◆ Exercise material ◆

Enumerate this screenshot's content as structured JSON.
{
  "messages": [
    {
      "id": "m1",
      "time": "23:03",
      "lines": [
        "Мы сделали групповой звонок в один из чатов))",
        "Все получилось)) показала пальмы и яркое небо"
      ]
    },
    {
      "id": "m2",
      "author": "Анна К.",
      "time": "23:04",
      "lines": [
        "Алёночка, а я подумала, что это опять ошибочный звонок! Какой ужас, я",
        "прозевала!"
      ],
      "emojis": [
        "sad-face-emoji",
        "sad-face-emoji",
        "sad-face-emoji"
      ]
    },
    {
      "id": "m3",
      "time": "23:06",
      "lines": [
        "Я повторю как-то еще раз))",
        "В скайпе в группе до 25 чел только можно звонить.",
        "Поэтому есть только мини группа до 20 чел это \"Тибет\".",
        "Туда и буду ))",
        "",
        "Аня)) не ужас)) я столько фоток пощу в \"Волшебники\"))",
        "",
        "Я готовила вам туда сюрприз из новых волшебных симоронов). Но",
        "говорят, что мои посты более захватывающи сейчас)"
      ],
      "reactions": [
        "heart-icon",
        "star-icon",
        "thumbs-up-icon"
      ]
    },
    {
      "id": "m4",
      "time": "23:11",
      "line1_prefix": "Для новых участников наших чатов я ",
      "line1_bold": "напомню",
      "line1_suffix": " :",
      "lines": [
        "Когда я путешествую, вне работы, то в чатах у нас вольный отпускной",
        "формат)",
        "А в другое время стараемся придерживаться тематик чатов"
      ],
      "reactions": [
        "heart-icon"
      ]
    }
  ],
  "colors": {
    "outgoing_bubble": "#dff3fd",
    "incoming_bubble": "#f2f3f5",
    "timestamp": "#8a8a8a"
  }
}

◆ Written request ◆
Please list every line of the records that contains "новых".

◆ Final result ◆
        "Я готовила вам туда сюрприз из новых волшебных симоронов). Но",
      "line1_prefix": "Для новых участников наших чатов я ",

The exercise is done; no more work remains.